> **GOAL**:
Can you print the data exactly and leave out each image?

[Records contained in a dataset]
>>>>>

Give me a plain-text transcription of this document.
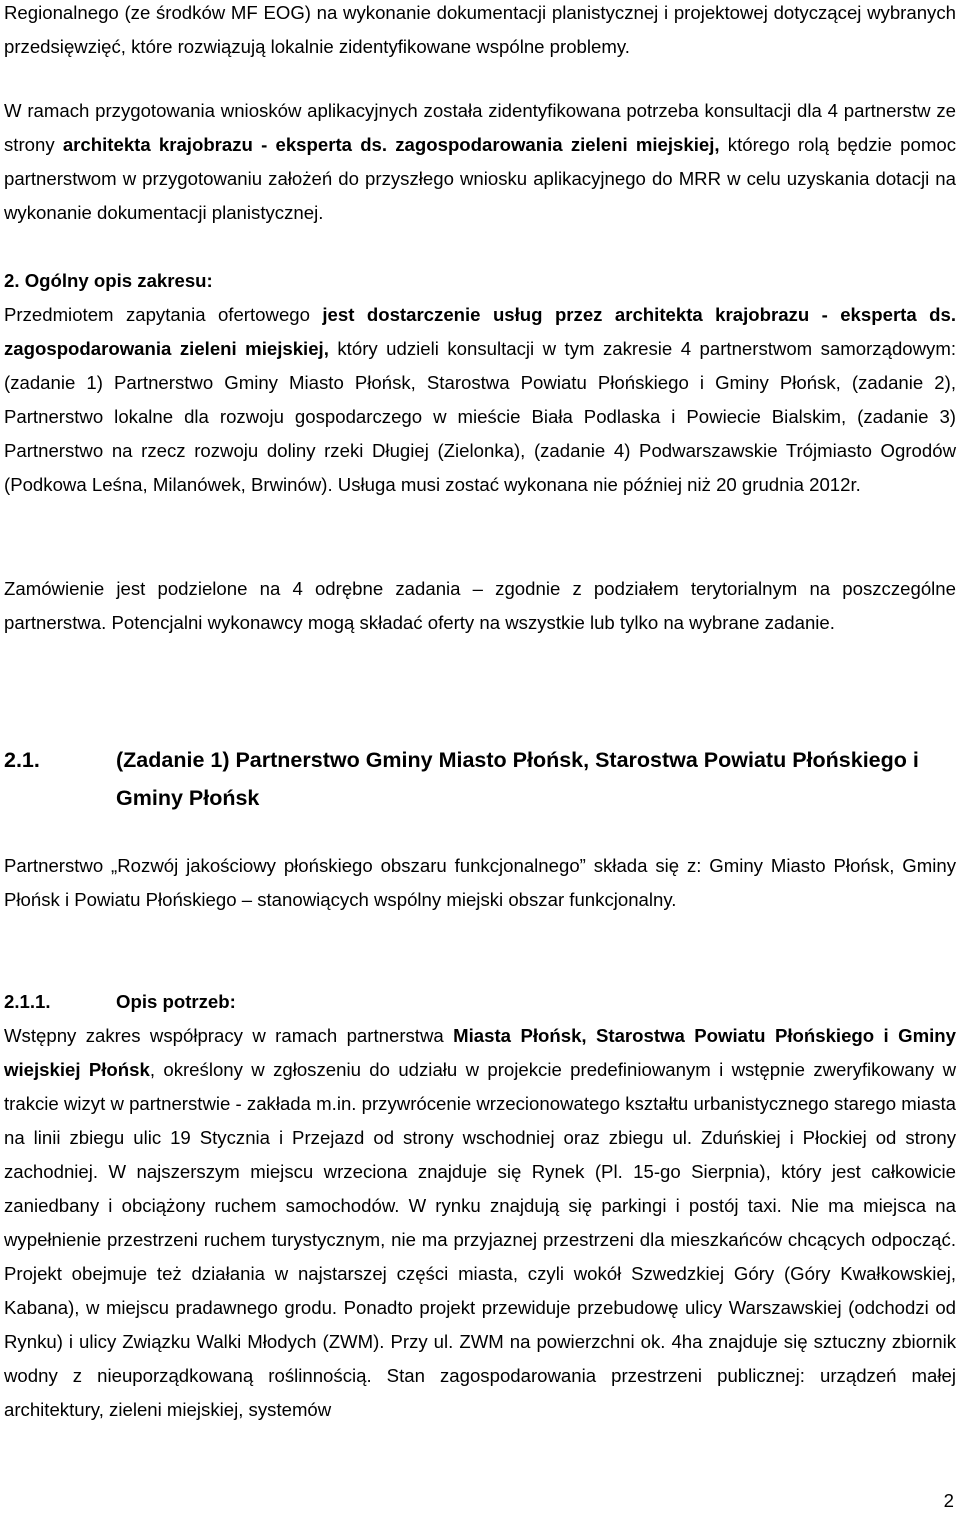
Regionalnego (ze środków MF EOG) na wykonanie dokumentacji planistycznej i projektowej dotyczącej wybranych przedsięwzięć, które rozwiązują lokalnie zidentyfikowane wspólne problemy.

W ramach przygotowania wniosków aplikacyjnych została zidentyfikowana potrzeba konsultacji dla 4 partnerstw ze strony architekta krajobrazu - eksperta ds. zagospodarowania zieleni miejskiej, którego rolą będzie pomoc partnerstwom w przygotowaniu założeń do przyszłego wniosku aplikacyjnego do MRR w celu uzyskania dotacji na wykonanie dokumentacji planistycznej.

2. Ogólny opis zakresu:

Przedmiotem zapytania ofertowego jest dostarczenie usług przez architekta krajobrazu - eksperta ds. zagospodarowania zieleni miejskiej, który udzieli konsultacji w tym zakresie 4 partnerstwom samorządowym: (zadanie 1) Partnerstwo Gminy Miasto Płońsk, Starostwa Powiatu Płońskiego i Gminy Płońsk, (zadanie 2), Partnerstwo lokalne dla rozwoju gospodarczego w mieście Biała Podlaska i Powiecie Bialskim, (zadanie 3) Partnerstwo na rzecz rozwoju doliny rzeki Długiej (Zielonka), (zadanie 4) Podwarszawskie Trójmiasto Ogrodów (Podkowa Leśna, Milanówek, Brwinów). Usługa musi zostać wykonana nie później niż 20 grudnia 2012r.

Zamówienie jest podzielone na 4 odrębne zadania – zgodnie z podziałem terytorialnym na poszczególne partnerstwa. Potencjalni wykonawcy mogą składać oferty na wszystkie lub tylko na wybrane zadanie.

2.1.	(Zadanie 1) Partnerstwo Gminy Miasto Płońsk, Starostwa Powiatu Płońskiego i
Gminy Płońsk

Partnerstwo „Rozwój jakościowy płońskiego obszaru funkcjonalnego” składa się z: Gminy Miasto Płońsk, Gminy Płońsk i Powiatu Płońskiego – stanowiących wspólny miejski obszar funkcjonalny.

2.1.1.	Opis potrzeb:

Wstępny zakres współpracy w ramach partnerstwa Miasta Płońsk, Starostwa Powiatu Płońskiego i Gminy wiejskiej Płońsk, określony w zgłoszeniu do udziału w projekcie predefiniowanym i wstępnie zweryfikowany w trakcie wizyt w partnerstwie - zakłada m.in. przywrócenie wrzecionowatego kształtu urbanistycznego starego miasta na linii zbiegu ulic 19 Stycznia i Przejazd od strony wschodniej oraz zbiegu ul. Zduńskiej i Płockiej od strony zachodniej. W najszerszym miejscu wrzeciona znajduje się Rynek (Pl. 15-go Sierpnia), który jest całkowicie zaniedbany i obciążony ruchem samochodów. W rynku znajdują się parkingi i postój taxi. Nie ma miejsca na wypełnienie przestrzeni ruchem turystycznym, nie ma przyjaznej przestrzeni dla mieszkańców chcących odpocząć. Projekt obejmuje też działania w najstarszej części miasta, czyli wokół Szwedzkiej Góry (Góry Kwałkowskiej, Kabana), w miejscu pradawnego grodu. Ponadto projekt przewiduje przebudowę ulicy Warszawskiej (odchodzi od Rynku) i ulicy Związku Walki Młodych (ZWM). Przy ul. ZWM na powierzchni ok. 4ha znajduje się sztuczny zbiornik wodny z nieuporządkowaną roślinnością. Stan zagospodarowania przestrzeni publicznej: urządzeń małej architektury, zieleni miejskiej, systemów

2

<<<<<

> **RESPONSE**:
Give me a plain-text transcription of this document.
Regionalnego (ze środków MF EOG) na wykonanie dokumentacji planistycznej i projektowej dotyczącej wybranych przedsięwzięć, które rozwiązują lokalnie zidentyfikowane wspólne problemy.

W ramach przygotowania wniosków aplikacyjnych została zidentyfikowana potrzeba konsultacji dla 4 partnerstw ze strony architekta krajobrazu - eksperta ds. zagospodarowania zieleni miejskiej, którego rolą będzie pomoc partnerstwom w przygotowaniu założeń do przyszłego wniosku aplikacyjnego do MRR w celu uzyskania dotacji na wykonanie dokumentacji planistycznej.

2. Ogólny opis zakresu:

Przedmiotem zapytania ofertowego jest dostarczenie usług przez architekta krajobrazu - eksperta ds. zagospodarowania zieleni miejskiej, który udzieli konsultacji w tym zakresie 4 partnerstwom samorządowym: (zadanie 1) Partnerstwo Gminy Miasto Płońsk, Starostwa Powiatu Płońskiego i Gminy Płońsk, (zadanie 2), Partnerstwo lokalne dla rozwoju gospodarczego w mieście Biała Podlaska i Powiecie Bialskim, (zadanie 3) Partnerstwo na rzecz rozwoju doliny rzeki Długiej (Zielonka), (zadanie 4) Podwarszawskie Trójmiasto Ogrodów (Podkowa Leśna, Milanówek, Brwinów). Usługa musi zostać wykonana nie później niż 20 grudnia 2012r.

Zamówienie jest podzielone na 4 odrębne zadania – zgodnie z podziałem terytorialnym na poszczególne partnerstwa. Potencjalni wykonawcy mogą składać oferty na wszystkie lub tylko na wybrane zadanie.

2.1.	(Zadanie 1) Partnerstwo Gminy Miasto Płońsk, Starostwa Powiatu Płońskiego i
Gminy Płońsk

Partnerstwo „Rozwój jakościowy płońskiego obszaru funkcjonalnego” składa się z: Gminy Miasto Płońsk, Gminy Płońsk i Powiatu Płońskiego – stanowiących wspólny miejski obszar funkcjonalny.

2.1.1.	Opis potrzeb:

Wstępny zakres współpracy w ramach partnerstwa Miasta Płońsk, Starostwa Powiatu Płońskiego i Gminy wiejskiej Płońsk, określony w zgłoszeniu do udziału w projekcie predefiniowanym i wstępnie zweryfikowany w trakcie wizyt w partnerstwie - zakłada m.in. przywrócenie wrzecionowatego kształtu urbanistycznego starego miasta na linii zbiegu ulic 19 Stycznia i Przejazd od strony wschodniej oraz zbiegu ul. Zduńskiej i Płockiej od strony zachodniej. W najszerszym miejscu wrzeciona znajduje się Rynek (Pl. 15-go Sierpnia), który jest całkowicie zaniedbany i obciążony ruchem samochodów. W rynku znajdują się parkingi i postój taxi. Nie ma miejsca na wypełnienie przestrzeni ruchem turystycznym, nie ma przyjaznej przestrzeni dla mieszkańców chcących odpocząć. Projekt obejmuje też działania w najstarszej części miasta, czyli wokół Szwedzkiej Góry (Góry Kwałkowskiej, Kabana), w miejscu pradawnego grodu. Ponadto projekt przewiduje przebudowę ulicy Warszawskiej (odchodzi od Rynku) i ulicy Związku Walki Młodych (ZWM). Przy ul. ZWM na powierzchni ok. 4ha znajduje się sztuczny zbiornik wodny z nieuporządkowaną roślinnością. Stan zagospodarowania przestrzeni publicznej: urządzeń małej architektury, zieleni miejskiej, systemów

2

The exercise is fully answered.